**** DATA FOR THIS EXERCISE ****
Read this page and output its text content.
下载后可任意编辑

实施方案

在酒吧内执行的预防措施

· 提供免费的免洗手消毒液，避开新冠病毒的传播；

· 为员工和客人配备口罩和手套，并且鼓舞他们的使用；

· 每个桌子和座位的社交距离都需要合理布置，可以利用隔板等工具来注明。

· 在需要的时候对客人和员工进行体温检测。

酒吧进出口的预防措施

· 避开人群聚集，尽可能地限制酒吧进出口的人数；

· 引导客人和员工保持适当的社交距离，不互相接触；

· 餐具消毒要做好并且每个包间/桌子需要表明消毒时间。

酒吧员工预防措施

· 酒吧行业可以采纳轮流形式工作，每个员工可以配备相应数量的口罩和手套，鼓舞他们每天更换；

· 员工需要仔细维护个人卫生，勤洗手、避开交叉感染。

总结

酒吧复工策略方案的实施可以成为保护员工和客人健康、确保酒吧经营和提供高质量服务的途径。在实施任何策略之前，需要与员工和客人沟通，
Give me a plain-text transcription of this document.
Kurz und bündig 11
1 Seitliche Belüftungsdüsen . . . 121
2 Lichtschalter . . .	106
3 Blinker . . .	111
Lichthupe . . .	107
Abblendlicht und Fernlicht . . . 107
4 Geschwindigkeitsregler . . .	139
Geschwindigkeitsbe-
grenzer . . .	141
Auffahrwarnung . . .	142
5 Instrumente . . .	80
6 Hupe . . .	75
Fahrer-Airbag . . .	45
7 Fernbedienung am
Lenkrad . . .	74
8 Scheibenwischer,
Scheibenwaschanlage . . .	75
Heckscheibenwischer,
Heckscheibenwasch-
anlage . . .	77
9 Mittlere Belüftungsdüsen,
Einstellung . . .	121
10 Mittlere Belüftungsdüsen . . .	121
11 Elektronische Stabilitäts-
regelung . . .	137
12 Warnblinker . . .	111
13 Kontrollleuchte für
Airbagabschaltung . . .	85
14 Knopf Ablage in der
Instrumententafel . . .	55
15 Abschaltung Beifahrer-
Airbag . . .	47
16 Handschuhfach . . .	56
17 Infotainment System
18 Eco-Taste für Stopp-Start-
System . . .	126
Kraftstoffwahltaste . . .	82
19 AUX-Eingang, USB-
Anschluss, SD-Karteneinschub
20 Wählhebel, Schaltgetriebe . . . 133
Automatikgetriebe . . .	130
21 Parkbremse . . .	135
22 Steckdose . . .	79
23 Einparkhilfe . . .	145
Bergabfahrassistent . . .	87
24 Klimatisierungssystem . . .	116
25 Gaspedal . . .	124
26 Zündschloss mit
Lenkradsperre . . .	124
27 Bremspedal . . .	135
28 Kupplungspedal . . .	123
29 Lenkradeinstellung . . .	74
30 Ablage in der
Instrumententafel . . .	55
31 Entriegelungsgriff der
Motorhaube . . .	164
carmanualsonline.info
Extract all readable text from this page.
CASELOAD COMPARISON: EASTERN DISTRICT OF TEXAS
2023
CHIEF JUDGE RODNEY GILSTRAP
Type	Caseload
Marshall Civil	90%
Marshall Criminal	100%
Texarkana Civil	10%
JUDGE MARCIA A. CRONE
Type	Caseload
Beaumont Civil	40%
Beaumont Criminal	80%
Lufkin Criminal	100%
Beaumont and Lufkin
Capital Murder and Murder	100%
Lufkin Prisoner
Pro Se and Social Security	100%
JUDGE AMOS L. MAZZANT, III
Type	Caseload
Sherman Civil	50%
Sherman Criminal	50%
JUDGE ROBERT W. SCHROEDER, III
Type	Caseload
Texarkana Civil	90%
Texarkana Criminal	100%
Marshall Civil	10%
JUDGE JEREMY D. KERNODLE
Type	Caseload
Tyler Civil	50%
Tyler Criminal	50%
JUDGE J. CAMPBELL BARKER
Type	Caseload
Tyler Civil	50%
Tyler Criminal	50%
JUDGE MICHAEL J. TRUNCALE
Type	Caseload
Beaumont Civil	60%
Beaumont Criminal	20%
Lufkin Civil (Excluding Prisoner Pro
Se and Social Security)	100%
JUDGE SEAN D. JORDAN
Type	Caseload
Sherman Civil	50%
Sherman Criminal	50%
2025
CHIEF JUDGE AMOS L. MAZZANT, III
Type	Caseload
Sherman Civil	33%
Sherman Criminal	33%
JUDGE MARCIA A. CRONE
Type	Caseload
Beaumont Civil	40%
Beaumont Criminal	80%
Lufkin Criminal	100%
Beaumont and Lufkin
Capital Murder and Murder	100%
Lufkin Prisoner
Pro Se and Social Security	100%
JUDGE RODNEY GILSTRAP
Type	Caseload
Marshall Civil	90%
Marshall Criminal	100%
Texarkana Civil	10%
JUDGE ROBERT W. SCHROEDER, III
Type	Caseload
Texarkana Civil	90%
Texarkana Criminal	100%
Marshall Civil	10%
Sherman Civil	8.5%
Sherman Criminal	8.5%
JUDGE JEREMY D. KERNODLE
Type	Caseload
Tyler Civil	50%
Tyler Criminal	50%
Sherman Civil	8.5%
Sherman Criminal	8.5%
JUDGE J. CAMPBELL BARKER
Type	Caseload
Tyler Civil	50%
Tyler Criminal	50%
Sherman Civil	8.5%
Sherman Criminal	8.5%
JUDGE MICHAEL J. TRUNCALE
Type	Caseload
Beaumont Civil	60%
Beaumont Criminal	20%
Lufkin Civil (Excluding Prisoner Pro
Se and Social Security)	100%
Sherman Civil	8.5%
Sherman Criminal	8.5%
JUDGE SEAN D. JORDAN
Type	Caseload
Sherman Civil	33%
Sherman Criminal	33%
****
TASK TO CARRY OUT: Exactly as shown above, return every record.

FULL OUTPUT:
Read this page and output its text content.
下载后可任意编辑

实施方案

在酒吧内执行的预防措施

· 提供免费的免洗手消毒液，避开新冠病毒的传播；

· 为员工和客人配备口罩和手套，并且鼓舞他们的使用；

· 每个桌子和座位的社交距离都需要合理布置，可以利用隔板等工具来注明。

· 在需要的时候对客人和员工进行体温检测。

酒吧进出口的预防措施

· 避开人群聚集，尽可能地限制酒吧进出口的人数；

· 引导客人和员工保持适当的社交距离，不互相接触；

· 餐具消毒要做好并且每个包间/桌子需要表明消毒时间。

酒吧员工预防措施

· 酒吧行业可以采纳轮流形式工作，每个员工可以配备相应数量的口罩和手套，鼓舞他们每天更换；

· 员工需要仔细维护个人卫生，勤洗手、避开交叉感染。

总结

酒吧复工策略方案的实施可以成为保护员工和客人健康、确保酒吧经营和提供高质量服务的途径。在实施任何策略之前，需要与员工和客人沟通，
Give me a plain-text transcription of this document.
Kurz und bündig 11
1 Seitliche Belüftungsdüsen . . . 121
2 Lichtschalter . . .	106
3 Blinker . . .	111
Lichthupe . . .	107
Abblendlicht und Fernlicht . . . 107
4 Geschwindigkeitsregler . . .	139
Geschwindigkeitsbe-
grenzer . . .	141
Auffahrwarnung . . .	142
5 Instrumente . . .	80
6 Hupe . . .	75
Fahrer-Airbag . . .	45
7 Fernbedienung am
Lenkrad . . .	74
8 Scheibenwischer,
Scheibenwaschanlage . . .	75
Heckscheibenwischer,
Heckscheibenwasch-
anlage . . .	77
9 Mittlere Belüftungsdüsen,
Einstellung . . .	121
10 Mittlere Belüftungsdüsen . . .	121
11 Elektronische Stabilitäts-
regelung . . .	137
12 Warnblinker . . .	111
13 Kontrollleuchte für
Airbagabschaltung . . .	85
14 Knopf Ablage in der
Instrumententafel . . .	55
15 Abschaltung Beifahrer-
Airbag . . .	47
16 Handschuhfach . . .	56
17 Infotainment System
18 Eco-Taste für Stopp-Start-
System . . .	126
Kraftstoffwahltaste . . .	82
19 AUX-Eingang, USB-
Anschluss, SD-Karteneinschub
20 Wählhebel, Schaltgetriebe . . . 133
Automatikgetriebe . . .	130
21 Parkbremse . . .	135
22 Steckdose . . .	79
23 Einparkhilfe . . .	145
Bergabfahrassistent . . .	87
24 Klimatisierungssystem . . .	116
25 Gaspedal . . .	124
26 Zündschloss mit
Lenkradsperre . . .	124
27 Bremspedal . . .	135
28 Kupplungspedal . . .	123
29 Lenkradeinstellung . . .	74
30 Ablage in der
Instrumententafel . . .	55
31 Entriegelungsgriff der
Motorhaube . . .	164
carmanualsonline.info
Extract all readable text from this page.
CASELOAD COMPARISON: EASTERN DISTRICT OF TEXAS
2023
CHIEF JUDGE RODNEY GILSTRAP
Type	Caseload
Marshall Civil	90%
Marshall Criminal	100%
Texarkana Civil	10%
JUDGE MARCIA A. CRONE
Type	Caseload
Beaumont Civil	40%
Beaumont Criminal	80%
Lufkin Criminal	100%
Beaumont and Lufkin
Capital Murder and Murder	100%
Lufkin Prisoner
Pro Se and Social Security	100%
JUDGE AMOS L. MAZZANT, III
Type	Caseload
Sherman Civil	50%
Sherman Criminal	50%
JUDGE ROBERT W. SCHROEDER, III
Type	Caseload
Texarkana Civil	90%
Texarkana Criminal	100%
Marshall Civil	10%
JUDGE JEREMY D. KERNODLE
Type	Caseload
Tyler Civil	50%
Tyler Criminal	50%
JUDGE J. CAMPBELL BARKER
Type	Caseload
Tyler Civil	50%
Tyler Criminal	50%
JUDGE MICHAEL J. TRUNCALE
Type	Caseload
Beaumont Civil	60%
Beaumont Criminal	20%
Lufkin Civil (Excluding Prisoner Pro
Se and Social Security)	100%
JUDGE SEAN D. JORDAN
Type	Caseload
Sherman Civil	50%
Sherman Criminal	50%
2025
CHIEF JUDGE AMOS L. MAZZANT, III
Type	Caseload
Sherman Civil	33%
Sherman Criminal	33%
JUDGE MARCIA A. CRONE
Type	Caseload
Beaumont Civil	40%
Beaumont Criminal	80%
Lufkin Criminal	100%
Beaumont and Lufkin
Capital Murder and Murder	100%
Lufkin Prisoner
Pro Se and Social Security	100%
JUDGE RODNEY GILSTRAP
Type	Caseload
Marshall Civil	90%
Marshall Criminal	100%
Texarkana Civil	10%
JUDGE ROBERT W. SCHROEDER, III
Type	Caseload
Texarkana Civil	90%
Texarkana Criminal	100%
Marshall Civil	10%
Sherman Civil	8.5%
Sherman Criminal	8.5%
JUDGE JEREMY D. KERNODLE
Type	Caseload
Tyler Civil	50%
Tyler Criminal	50%
Sherman Civil	8.5%
Sherman Criminal	8.5%
JUDGE J. CAMPBELL BARKER
Type	Caseload
Tyler Civil	50%
Tyler Criminal	50%
Sherman Civil	8.5%
Sherman Criminal	8.5%
JUDGE MICHAEL J. TRUNCALE
Type	Caseload
Beaumont Civil	60%
Beaumont Criminal	20%
Lufkin Civil (Excluding Prisoner Pro
Se and Social Security)	100%
Sherman Civil	8.5%
Sherman Criminal	8.5%
JUDGE SEAN D. JORDAN
Type	Caseload
Sherman Civil	33%
Sherman Criminal	33%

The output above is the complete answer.